Required action 1
From the share withholding attack report, list each finding given under its "Findings" heading.
Required action 2
Carry the share withholding attack report further, picking up after its final finding.

Text excerpt
Share Withholding Attack in Blockchain Mining: Technical Report

TL;DR

This paper introduces the share withholding attack (SWH) in blockchain mining, revealing a new threat where attackers withhold shares to unfairly increase their rewards, undermining the fairness and security of PoW-based cryptocurrencies.

Contribution

The paper presents the novel SWH attack, analyzing its incentive mechanisms, scope, and impact, and discusses potential countermeasures to mitigate this new threat.

Findings

SWH allows attackers to gain unfair rewards by withholding shares.

SWH combined with block withholding amplifies attacker's advantage.

Rational miners will adopt SWH to maximize profits.

Listed records
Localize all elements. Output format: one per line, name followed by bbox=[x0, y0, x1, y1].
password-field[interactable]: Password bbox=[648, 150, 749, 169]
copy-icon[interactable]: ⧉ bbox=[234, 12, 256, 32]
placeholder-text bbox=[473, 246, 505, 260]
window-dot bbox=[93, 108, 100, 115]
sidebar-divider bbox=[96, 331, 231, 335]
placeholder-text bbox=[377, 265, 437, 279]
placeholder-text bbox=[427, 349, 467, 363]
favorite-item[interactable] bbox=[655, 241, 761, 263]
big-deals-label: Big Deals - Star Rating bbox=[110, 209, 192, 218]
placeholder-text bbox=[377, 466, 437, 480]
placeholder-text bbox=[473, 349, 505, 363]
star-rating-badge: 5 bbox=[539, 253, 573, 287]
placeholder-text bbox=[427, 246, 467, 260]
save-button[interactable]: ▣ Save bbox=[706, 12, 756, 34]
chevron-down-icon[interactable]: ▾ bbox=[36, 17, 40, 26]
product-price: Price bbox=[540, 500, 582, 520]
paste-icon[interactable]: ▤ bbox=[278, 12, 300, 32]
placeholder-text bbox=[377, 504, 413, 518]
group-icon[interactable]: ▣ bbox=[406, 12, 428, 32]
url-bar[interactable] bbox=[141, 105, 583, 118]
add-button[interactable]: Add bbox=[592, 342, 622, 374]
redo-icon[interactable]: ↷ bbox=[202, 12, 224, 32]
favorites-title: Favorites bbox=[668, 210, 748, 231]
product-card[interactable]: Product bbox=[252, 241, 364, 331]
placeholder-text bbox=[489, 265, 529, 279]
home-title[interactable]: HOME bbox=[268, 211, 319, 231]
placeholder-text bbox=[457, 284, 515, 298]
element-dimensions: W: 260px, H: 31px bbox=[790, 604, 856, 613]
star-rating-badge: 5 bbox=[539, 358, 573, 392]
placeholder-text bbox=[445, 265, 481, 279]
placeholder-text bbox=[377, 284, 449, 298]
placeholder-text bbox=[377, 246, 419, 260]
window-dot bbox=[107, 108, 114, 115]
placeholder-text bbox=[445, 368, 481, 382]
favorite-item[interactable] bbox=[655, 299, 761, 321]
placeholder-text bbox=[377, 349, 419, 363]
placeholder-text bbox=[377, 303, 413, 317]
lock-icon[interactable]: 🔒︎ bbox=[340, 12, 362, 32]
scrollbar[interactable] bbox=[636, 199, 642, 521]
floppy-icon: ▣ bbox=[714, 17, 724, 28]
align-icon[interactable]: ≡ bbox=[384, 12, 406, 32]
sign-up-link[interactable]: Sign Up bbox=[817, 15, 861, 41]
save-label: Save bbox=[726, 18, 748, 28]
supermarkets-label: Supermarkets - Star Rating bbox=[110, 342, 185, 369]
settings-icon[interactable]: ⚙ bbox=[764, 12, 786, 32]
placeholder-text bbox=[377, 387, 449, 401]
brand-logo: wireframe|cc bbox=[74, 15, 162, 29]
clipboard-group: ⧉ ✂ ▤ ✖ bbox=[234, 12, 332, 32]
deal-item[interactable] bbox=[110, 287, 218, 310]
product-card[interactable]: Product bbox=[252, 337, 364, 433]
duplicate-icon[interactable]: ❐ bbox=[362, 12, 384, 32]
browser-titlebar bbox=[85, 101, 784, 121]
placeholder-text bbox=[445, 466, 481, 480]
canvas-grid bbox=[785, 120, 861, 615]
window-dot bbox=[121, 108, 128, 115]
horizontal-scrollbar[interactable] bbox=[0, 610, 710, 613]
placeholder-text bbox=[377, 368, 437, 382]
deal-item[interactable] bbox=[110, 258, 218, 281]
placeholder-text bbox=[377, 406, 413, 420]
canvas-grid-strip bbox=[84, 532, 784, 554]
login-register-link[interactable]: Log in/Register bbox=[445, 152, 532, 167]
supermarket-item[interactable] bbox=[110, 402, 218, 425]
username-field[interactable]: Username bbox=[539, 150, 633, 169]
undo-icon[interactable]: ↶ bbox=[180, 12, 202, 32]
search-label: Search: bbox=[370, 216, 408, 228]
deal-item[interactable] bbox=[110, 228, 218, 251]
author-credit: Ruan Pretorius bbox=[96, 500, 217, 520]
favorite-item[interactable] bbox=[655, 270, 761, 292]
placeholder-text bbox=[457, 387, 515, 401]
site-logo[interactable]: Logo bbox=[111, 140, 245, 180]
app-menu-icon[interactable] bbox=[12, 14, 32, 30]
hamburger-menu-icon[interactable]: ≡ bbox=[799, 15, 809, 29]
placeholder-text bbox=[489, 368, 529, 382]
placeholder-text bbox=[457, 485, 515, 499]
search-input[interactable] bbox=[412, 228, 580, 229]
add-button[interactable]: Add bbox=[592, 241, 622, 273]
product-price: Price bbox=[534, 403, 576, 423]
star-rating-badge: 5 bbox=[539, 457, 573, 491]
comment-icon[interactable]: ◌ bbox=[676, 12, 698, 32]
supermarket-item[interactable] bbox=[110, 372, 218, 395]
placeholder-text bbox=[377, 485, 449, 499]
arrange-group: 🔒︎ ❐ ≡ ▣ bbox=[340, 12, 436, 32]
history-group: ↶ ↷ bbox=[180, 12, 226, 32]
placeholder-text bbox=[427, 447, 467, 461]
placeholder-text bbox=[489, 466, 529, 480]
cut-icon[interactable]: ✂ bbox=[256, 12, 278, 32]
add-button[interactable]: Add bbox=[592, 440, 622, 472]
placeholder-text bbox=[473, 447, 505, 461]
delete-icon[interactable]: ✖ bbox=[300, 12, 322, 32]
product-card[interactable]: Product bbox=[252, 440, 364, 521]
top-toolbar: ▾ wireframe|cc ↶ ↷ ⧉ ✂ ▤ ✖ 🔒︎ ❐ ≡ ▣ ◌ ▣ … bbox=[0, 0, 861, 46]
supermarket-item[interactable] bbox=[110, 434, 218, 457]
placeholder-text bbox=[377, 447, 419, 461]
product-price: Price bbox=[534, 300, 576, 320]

Exercise output 1
- SWH allows attackers to gain unfair rewards by withholding shares.
- SWH combined with block withholding amplifies attacker's advantage.
- Rational miners will adopt SWH to maximize profits.

Exercise output 2
Abstract

Cryptocurrency achieves distributed consensus using proof of work (PoW). Prior research in blockchain security identified financially incentivized attacks based on withholding blocks which have the attacker compromise a victim pool and pose as a PoW contributor by submitting the shares (earning credit for mining) but withholding the blocks (no actual contributions to the pool). We advance such threats to generate greater reward advantage to the attackers while undermining the other miners and introduce the share withholding attack (SWH). SWH withholds shares to increase the attacker's reward payout within the pool, in contrast to the prior threats withholding blocks, and rather builds on the block-withholding threats in order to exploit the information about the impending block submission timing, challenging the popularly established assumption that the block submission time is completely random and unknown to miners. We analyze SWH's incentive compatibility and the vulnerability scope by identifying the critical systems and environmental parameters which determine the attack's impact. Our results show that SWH in conjunction with block withholding yield unfair reward advantage at the expense of the protocol-complying victim miners and that a rational miner will selfishly launch SWH to maximize its reward profit. We inform the blockchain and cryptocurrency research of the novel SWH threat and include the potential countermeasure directions to facilitate such research and development.